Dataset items
○ ○ ○ ○ ○ ○ ○
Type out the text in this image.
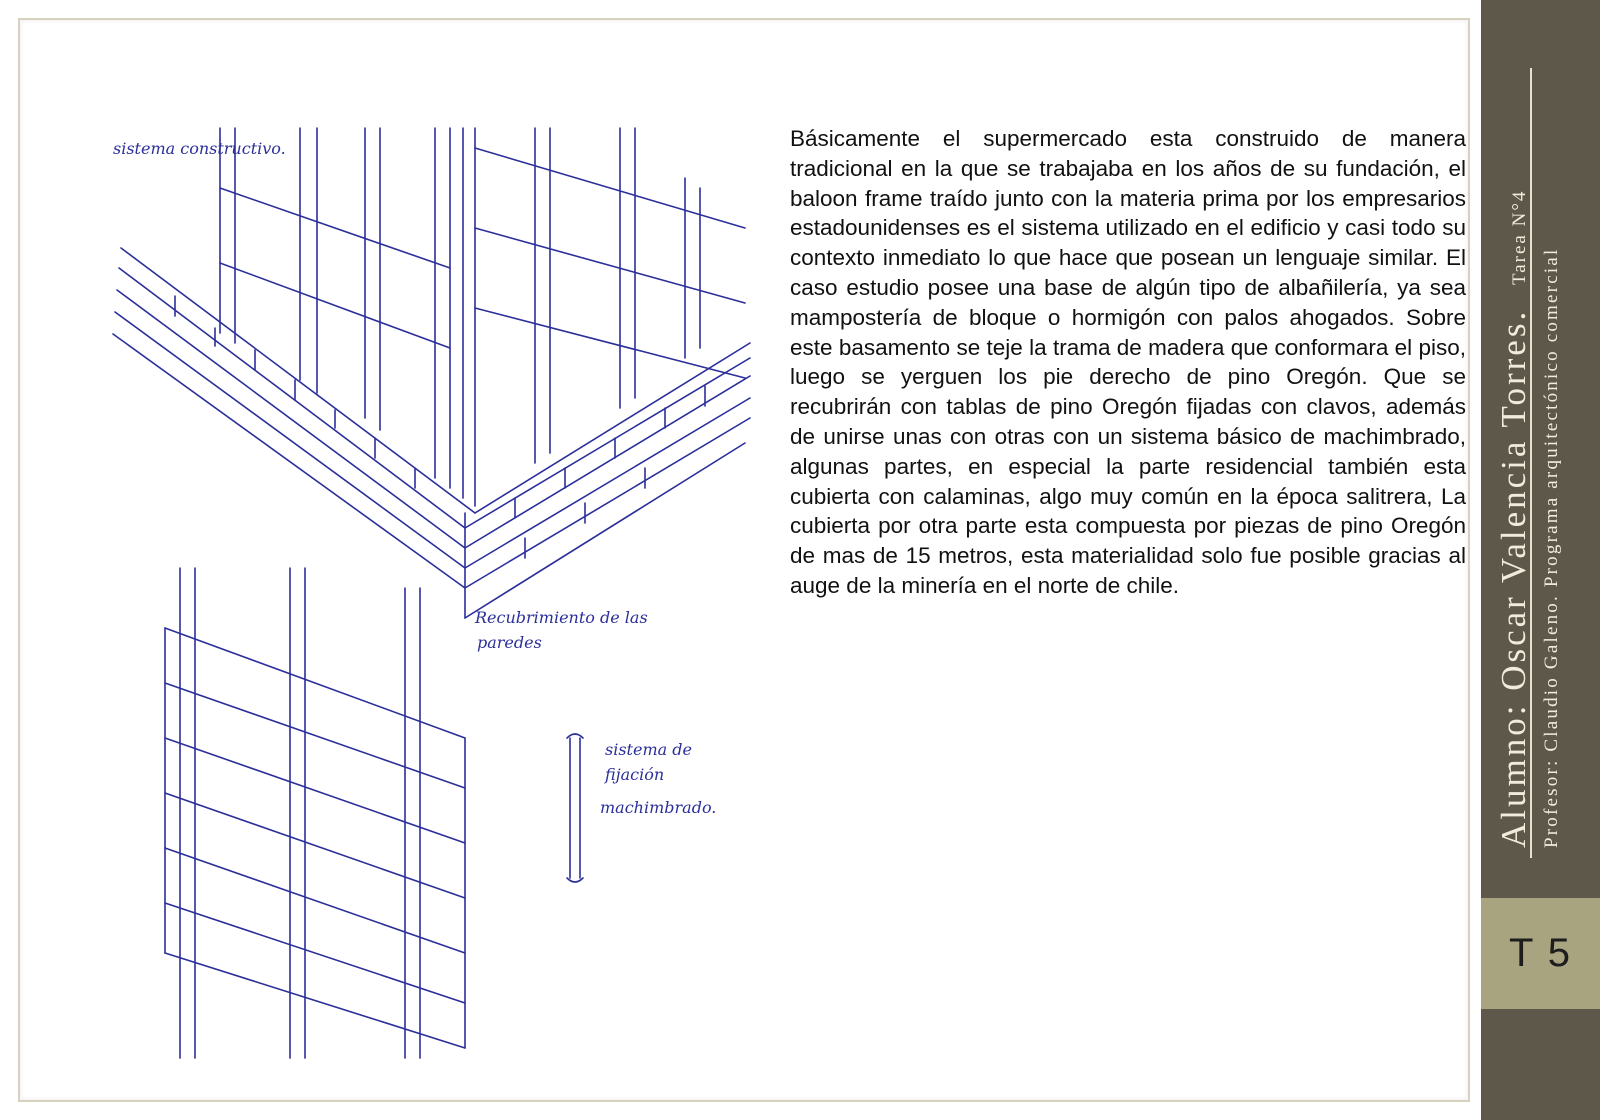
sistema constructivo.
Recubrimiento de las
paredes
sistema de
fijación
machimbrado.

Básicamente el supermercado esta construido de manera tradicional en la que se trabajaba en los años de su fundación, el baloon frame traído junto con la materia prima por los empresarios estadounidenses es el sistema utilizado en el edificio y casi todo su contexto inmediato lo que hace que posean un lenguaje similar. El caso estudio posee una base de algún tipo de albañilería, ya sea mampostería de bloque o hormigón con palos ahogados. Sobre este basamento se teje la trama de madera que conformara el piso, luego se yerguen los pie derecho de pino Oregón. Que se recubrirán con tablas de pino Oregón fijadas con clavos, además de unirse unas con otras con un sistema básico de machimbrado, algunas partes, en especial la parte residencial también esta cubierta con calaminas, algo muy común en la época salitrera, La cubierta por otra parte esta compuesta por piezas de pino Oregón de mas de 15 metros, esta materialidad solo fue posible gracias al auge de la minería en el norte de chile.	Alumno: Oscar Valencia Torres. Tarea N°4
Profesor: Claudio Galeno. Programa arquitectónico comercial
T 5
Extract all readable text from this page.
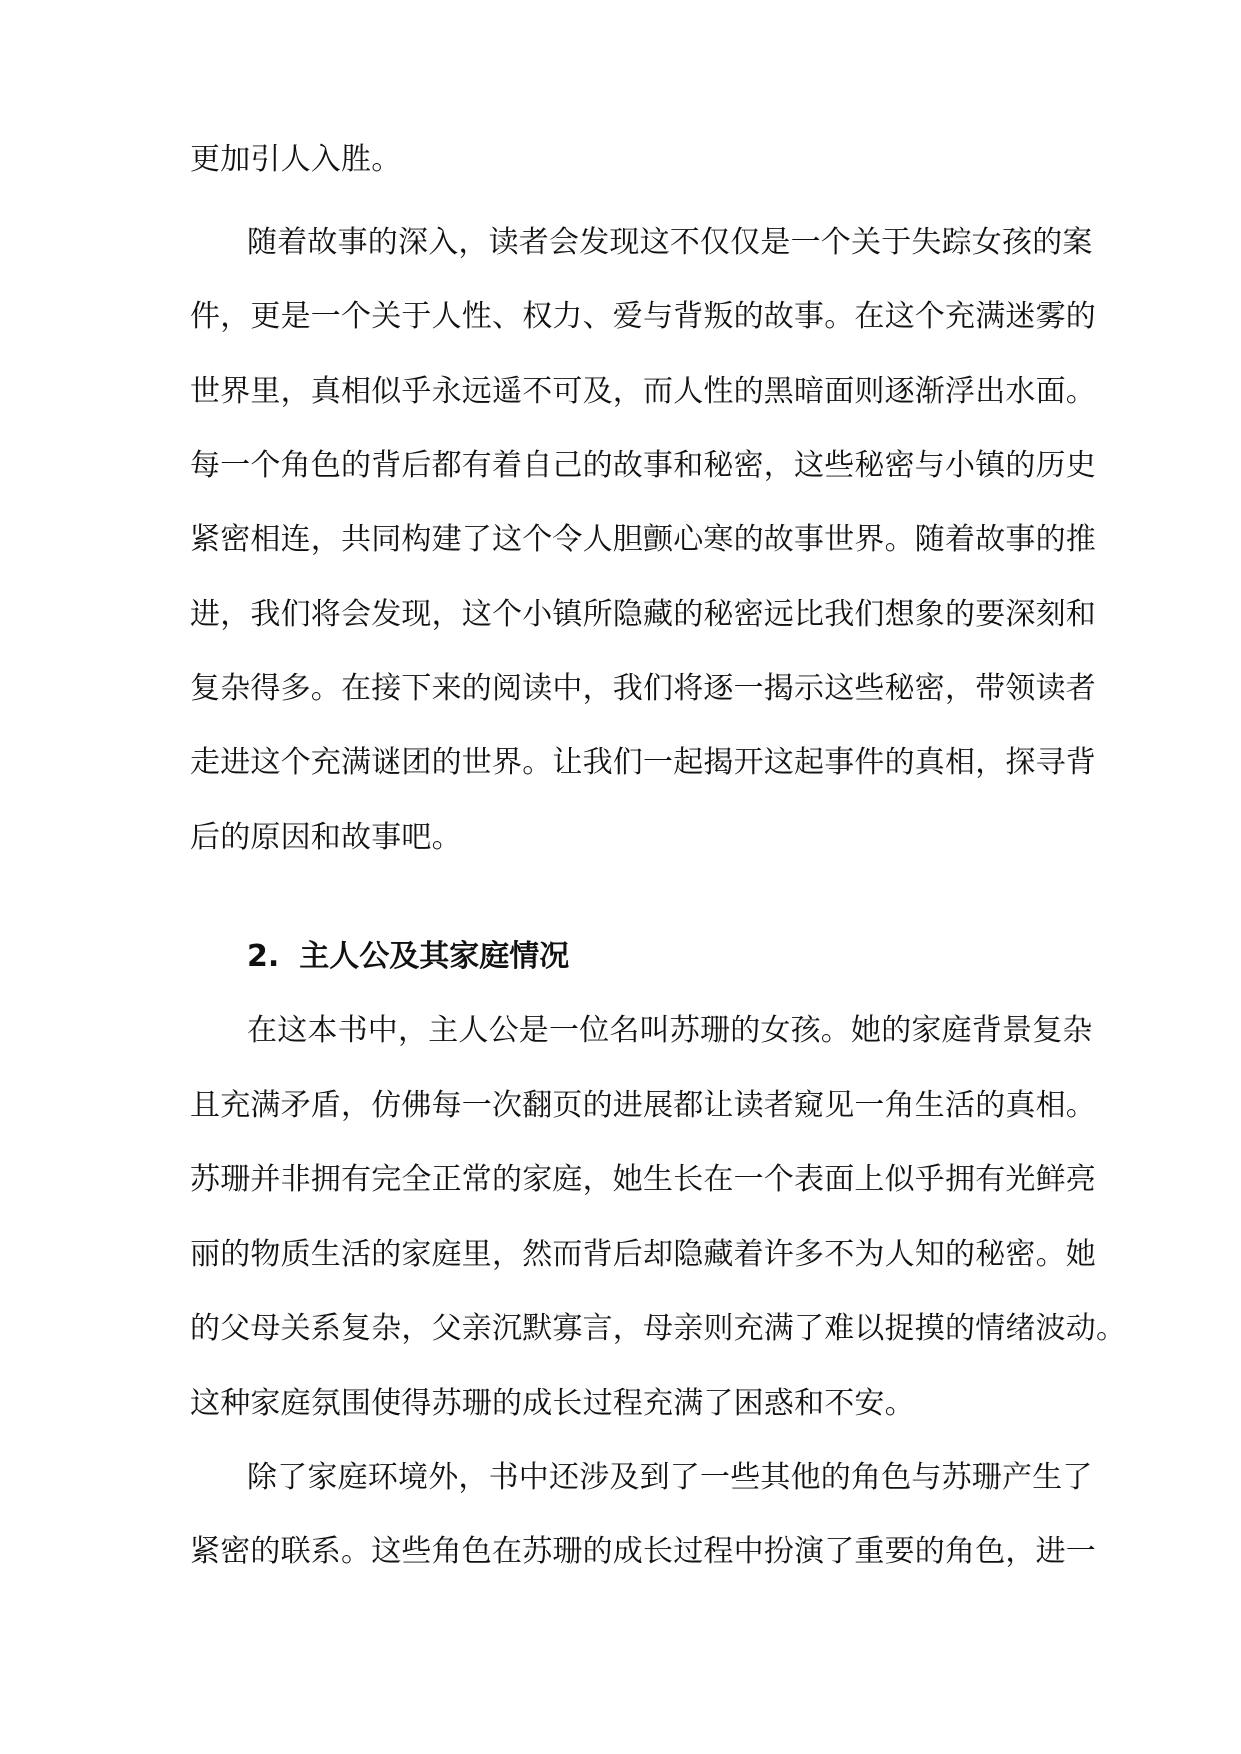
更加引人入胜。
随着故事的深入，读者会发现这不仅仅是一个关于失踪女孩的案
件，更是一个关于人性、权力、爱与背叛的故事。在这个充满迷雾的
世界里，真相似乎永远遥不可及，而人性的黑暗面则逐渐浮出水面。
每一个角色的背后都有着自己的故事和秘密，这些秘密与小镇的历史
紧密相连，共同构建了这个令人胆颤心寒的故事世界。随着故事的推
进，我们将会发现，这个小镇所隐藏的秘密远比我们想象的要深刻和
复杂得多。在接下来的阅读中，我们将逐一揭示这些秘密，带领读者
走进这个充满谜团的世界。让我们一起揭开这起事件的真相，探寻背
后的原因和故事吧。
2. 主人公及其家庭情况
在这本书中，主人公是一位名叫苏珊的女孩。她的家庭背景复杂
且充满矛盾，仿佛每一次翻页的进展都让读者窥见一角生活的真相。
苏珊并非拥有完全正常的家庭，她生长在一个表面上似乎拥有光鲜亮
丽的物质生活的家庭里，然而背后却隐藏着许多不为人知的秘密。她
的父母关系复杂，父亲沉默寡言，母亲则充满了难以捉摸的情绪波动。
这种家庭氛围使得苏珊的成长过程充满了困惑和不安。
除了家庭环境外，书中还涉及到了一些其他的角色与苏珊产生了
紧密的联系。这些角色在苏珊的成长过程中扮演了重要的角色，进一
○ ○ ○ ○ ○ ○ ○
● **The exercise**
Quote, please, only the lines running from the one with "Extract all readable text from this page." down to the final line of the data above, keeping both ends and skipping the pictures.

● **Response for this exercise**
Extract all readable text from this page.
更加引人入胜。
随着故事的深入，读者会发现这不仅仅是一个关于失踪女孩的案
件，更是一个关于人性、权力、爱与背叛的故事。在这个充满迷雾的
世界里，真相似乎永远遥不可及，而人性的黑暗面则逐渐浮出水面。
每一个角色的背后都有着自己的故事和秘密，这些秘密与小镇的历史
紧密相连，共同构建了这个令人胆颤心寒的故事世界。随着故事的推
进，我们将会发现，这个小镇所隐藏的秘密远比我们想象的要深刻和
复杂得多。在接下来的阅读中，我们将逐一揭示这些秘密，带领读者
走进这个充满谜团的世界。让我们一起揭开这起事件的真相，探寻背
后的原因和故事吧。
2. 主人公及其家庭情况
在这本书中，主人公是一位名叫苏珊的女孩。她的家庭背景复杂
且充满矛盾，仿佛每一次翻页的进展都让读者窥见一角生活的真相。
苏珊并非拥有完全正常的家庭，她生长在一个表面上似乎拥有光鲜亮
丽的物质生活的家庭里，然而背后却隐藏着许多不为人知的秘密。她
的父母关系复杂，父亲沉默寡言，母亲则充满了难以捉摸的情绪波动。
这种家庭氛围使得苏珊的成长过程充满了困惑和不安。
除了家庭环境外，书中还涉及到了一些其他的角色与苏珊产生了
紧密的联系。这些角色在苏珊的成长过程中扮演了重要的角色，进一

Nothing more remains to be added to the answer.